STATED EXERCISE
Repeat every record below exactly as it appears.

---------- SOURCE DATA ----------

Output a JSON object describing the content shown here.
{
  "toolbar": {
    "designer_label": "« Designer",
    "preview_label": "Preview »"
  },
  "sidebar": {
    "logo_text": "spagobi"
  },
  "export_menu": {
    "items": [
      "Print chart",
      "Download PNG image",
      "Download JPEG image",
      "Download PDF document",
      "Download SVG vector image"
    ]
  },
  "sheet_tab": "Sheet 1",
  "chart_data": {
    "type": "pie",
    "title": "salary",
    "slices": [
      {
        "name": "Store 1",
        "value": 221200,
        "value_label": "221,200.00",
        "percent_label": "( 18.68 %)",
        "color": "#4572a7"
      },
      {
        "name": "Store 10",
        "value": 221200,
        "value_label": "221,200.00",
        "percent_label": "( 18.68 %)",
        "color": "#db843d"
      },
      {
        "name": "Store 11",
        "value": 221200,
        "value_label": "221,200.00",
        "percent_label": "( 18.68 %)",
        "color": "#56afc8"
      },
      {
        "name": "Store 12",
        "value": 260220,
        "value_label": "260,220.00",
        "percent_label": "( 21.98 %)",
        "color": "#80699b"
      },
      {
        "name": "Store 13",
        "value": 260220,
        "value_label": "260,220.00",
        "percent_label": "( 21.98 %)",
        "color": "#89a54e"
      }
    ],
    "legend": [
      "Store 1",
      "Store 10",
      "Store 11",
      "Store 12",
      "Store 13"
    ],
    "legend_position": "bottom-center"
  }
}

----------

FULL ANSWER
Output a JSON object describing the content shown here.
{
  "toolbar": {
    "designer_label": "« Designer",
    "preview_label": "Preview »"
  },
  "sidebar": {
    "logo_text": "spagobi"
  },
  "export_menu": {
    "items": [
      "Print chart",
      "Download PNG image",
      "Download JPEG image",
      "Download PDF document",
      "Download SVG vector image"
    ]
  },
  "sheet_tab": "Sheet 1",
  "chart_data": {
    "type": "pie",
    "title": "salary",
    "slices": [
      {
        "name": "Store 1",
        "value": 221200,
        "value_label": "221,200.00",
        "percent_label": "( 18.68 %)",
        "color": "#4572a7"
      },
      {
        "name": "Store 10",
        "value": 221200,
        "value_label": "221,200.00",
        "percent_label": "( 18.68 %)",
        "color": "#db843d"
      },
      {
        "name": "Store 11",
        "value": 221200,
        "value_label": "221,200.00",
        "percent_label": "( 18.68 %)",
        "color": "#56afc8"
      },
      {
        "name": "Store 12",
        "value": 260220,
        "value_label": "260,220.00",
        "percent_label": "( 21.98 %)",
        "color": "#80699b"
      },
      {
        "name": "Store 13",
        "value": 260220,
        "value_label": "260,220.00",
        "percent_label": "( 21.98 %)",
        "color": "#89a54e"
      }
    ],
    "legend": [
      "Store 1",
      "Store 10",
      "Store 11",
      "Store 12",
      "Store 13"
    ],
    "legend_position": "bottom-center"
  }
}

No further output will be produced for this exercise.